# [PROVIDED RECORDS]
┌────────

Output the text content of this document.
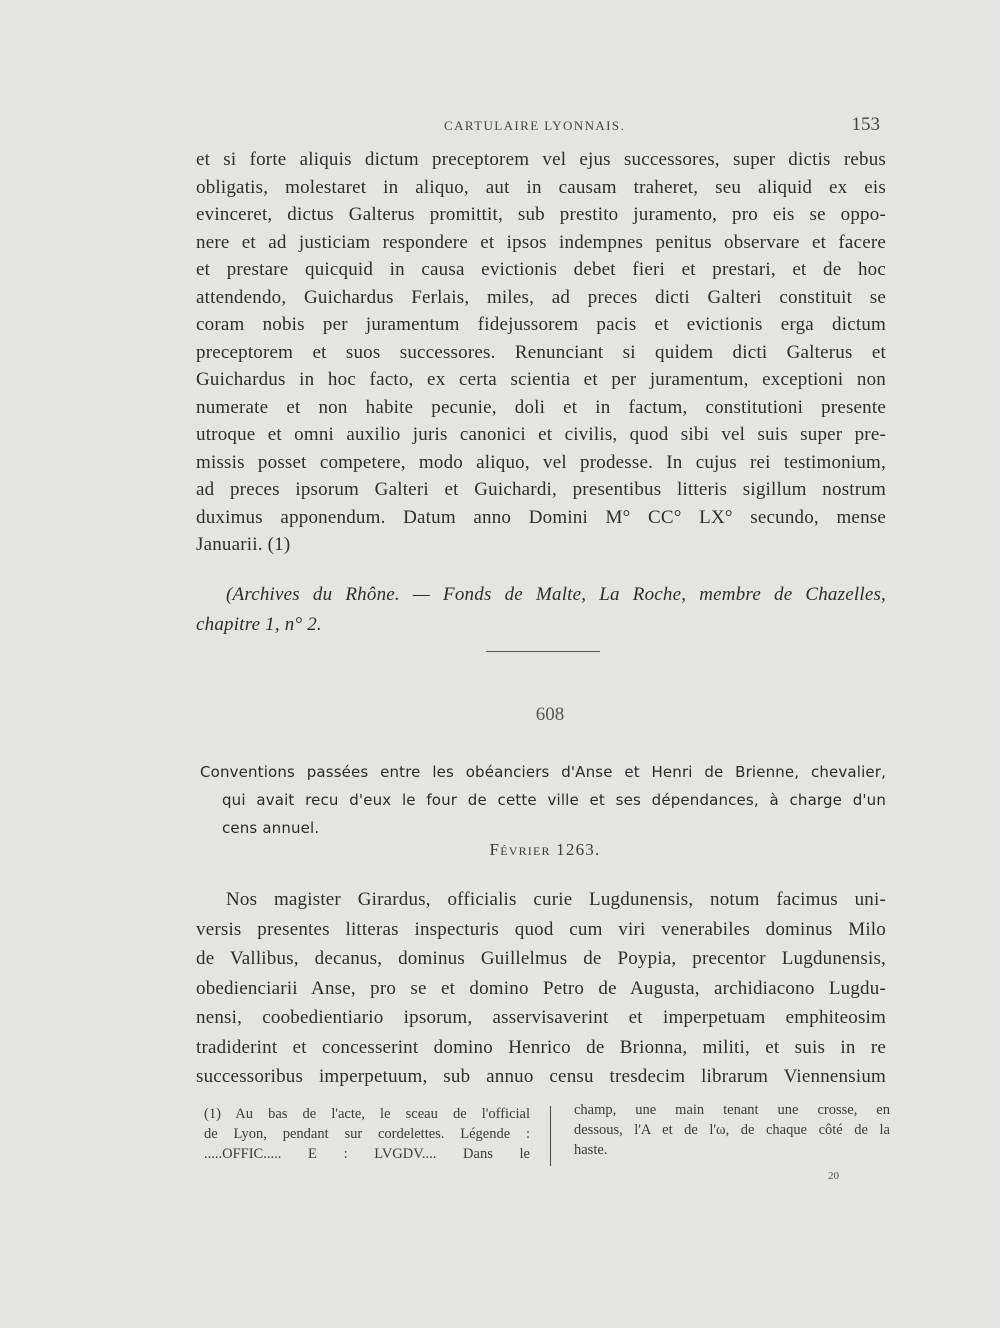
CARTULAIRE LYONNAIS.	153
et si forte aliquis dictum preceptorem vel ejus successores, super dictis rebus
obligatis, molestaret in aliquo, aut in causam traheret, seu aliquid ex eis
evinceret, dictus Galterus promittit, sub prestito juramento, pro eis se oppo-
nere et ad justiciam respondere et ipsos indempnes penitus observare et facere
et prestare quicquid in causa evictionis debet fieri et prestari, et de hoc
attendendo, Guichardus Ferlais, miles, ad preces dicti Galteri constituit se
coram nobis per juramentum fidejussorem pacis et evictionis erga dictum
preceptorem et suos successores. Renunciant si quidem dicti Galterus et
Guichardus in hoc facto, ex certa scientia et per juramentum, exceptioni non
numerate et non habite pecunie, doli et in factum, constitutioni presente
utroque et omni auxilio juris canonici et civilis, quod sibi vel suis super pre-
missis posset competere, modo aliquo, vel prodesse. In cujus rei testimonium,
ad preces ipsorum Galteri et Guichardi, presentibus litteris sigillum nostrum
duximus apponendum. Datum anno Domini M° CC° LX° secundo, mense
Januarii. (1)
(Archives du Rhône. — Fonds de Malte, La Roche, membre de Chazelles,
chapitre 1, n° 2.
608
Conventions passées entre les obéanciers d'Anse et Henri de Brienne, chevalier,
qui avait recu d'eux le four de cette ville et ses dépendances, à charge d'un
cens annuel.
Février 1263.
Nos magister Girardus, officialis curie Lugdunensis, notum facimus uni-
versis presentes litteras inspecturis quod cum viri venerabiles dominus Milo
de Vallibus, decanus, dominus Guillelmus de Poypia, precentor Lugdunensis,
obedienciarii Anse, pro se et domino Petro de Augusta, archidiacono Lugdu-
nensi, coobedientiario ipsorum, asservisaverint et imperpetuam emphiteosim
tradiderint et concesserint domino Henrico de Brionna, militi, et suis in re
successoribus imperpetuum, sub annuo censu tresdecim librarum Viennensium
(1) Au bas de l'acte, le sceau de l'official
de Lyon, pendant sur cordelettes. Légende :
.....OFFIC..... E : LVGDV.... Dans le
champ, une main tenant une crosse, en
dessous, l'A et de l'ω, de chaque côté de la
haste.
20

└────────

# [DO THIS]
Retype the data above exactly; pictures are not part of the copy.

# [RESPONSE TO THIS EXERCISE]
Output the text content of this document.
CARTULAIRE LYONNAIS.	153
et si forte aliquis dictum preceptorem vel ejus successores, super dictis rebus
obligatis, molestaret in aliquo, aut in causam traheret, seu aliquid ex eis
evinceret, dictus Galterus promittit, sub prestito juramento, pro eis se oppo-
nere et ad justiciam respondere et ipsos indempnes penitus observare et facere
et prestare quicquid in causa evictionis debet fieri et prestari, et de hoc
attendendo, Guichardus Ferlais, miles, ad preces dicti Galteri constituit se
coram nobis per juramentum fidejussorem pacis et evictionis erga dictum
preceptorem et suos successores. Renunciant si quidem dicti Galterus et
Guichardus in hoc facto, ex certa scientia et per juramentum, exceptioni non
numerate et non habite pecunie, doli et in factum, constitutioni presente
utroque et omni auxilio juris canonici et civilis, quod sibi vel suis super pre-
missis posset competere, modo aliquo, vel prodesse. In cujus rei testimonium,
ad preces ipsorum Galteri et Guichardi, presentibus litteris sigillum nostrum
duximus apponendum. Datum anno Domini M° CC° LX° secundo, mense
Januarii. (1)
(Archives du Rhône. — Fonds de Malte, La Roche, membre de Chazelles,
chapitre 1, n° 2.
608
Conventions passées entre les obéanciers d'Anse et Henri de Brienne, chevalier,
qui avait recu d'eux le four de cette ville et ses dépendances, à charge d'un
cens annuel.
Février 1263.
Nos magister Girardus, officialis curie Lugdunensis, notum facimus uni-
versis presentes litteras inspecturis quod cum viri venerabiles dominus Milo
de Vallibus, decanus, dominus Guillelmus de Poypia, precentor Lugdunensis,
obedienciarii Anse, pro se et domino Petro de Augusta, archidiacono Lugdu-
nensi, coobedientiario ipsorum, asservisaverint et imperpetuam emphiteosim
tradiderint et concesserint domino Henrico de Brionna, militi, et suis in re
successoribus imperpetuum, sub annuo censu tresdecim librarum Viennensium
(1) Au bas de l'acte, le sceau de l'official
de Lyon, pendant sur cordelettes. Légende :
.....OFFIC..... E : LVGDV.... Dans le
champ, une main tenant une crosse, en
dessous, l'A et de l'ω, de chaque côté de la
haste.
20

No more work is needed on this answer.